Provided records:
[START]

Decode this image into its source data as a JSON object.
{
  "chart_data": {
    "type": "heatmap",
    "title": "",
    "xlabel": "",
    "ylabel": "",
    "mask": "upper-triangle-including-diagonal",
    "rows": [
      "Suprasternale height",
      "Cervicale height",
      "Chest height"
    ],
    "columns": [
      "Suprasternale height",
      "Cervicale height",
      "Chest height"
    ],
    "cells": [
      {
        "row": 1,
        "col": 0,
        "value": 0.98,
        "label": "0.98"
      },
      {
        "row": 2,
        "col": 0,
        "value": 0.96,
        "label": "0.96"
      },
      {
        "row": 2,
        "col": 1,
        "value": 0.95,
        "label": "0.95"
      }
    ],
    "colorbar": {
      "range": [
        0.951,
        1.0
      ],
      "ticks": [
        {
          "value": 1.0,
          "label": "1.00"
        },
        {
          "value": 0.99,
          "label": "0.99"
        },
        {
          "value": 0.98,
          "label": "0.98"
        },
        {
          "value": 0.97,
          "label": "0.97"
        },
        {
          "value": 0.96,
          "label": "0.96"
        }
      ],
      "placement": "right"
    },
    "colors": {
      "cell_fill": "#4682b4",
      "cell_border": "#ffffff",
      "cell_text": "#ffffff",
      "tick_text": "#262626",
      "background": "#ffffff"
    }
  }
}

[END]

Written request: Each record above should be repeated exactly as it appears.

Complete answer:
Decode this image into its source data as a JSON object.
{
  "chart_data": {
    "type": "heatmap",
    "title": "",
    "xlabel": "",
    "ylabel": "",
    "mask": "upper-triangle-including-diagonal",
    "rows": [
      "Suprasternale height",
      "Cervicale height",
      "Chest height"
    ],
    "columns": [
      "Suprasternale height",
      "Cervicale height",
      "Chest height"
    ],
    "cells": [
      {
        "row": 1,
        "col": 0,
        "value": 0.98,
        "label": "0.98"
      },
      {
        "row": 2,
        "col": 0,
        "value": 0.96,
        "label": "0.96"
      },
      {
        "row": 2,
        "col": 1,
        "value": 0.95,
        "label": "0.95"
      }
    ],
    "colorbar": {
      "range": [
        0.951,
        1.0
      ],
      "ticks": [
        {
          "value": 1.0,
          "label": "1.00"
        },
        {
          "value": 0.99,
          "label": "0.99"
        },
        {
          "value": 0.98,
          "label": "0.98"
        },
        {
          "value": 0.97,
          "label": "0.97"
        },
        {
          "value": 0.96,
          "label": "0.96"
        }
      ],
      "placement": "right"
    },
    "colors": {
      "cell_fill": "#4682b4",
      "cell_border": "#ffffff",
      "cell_text": "#ffffff",
      "tick_text": "#262626",
      "background": "#ffffff"
    }
  }
}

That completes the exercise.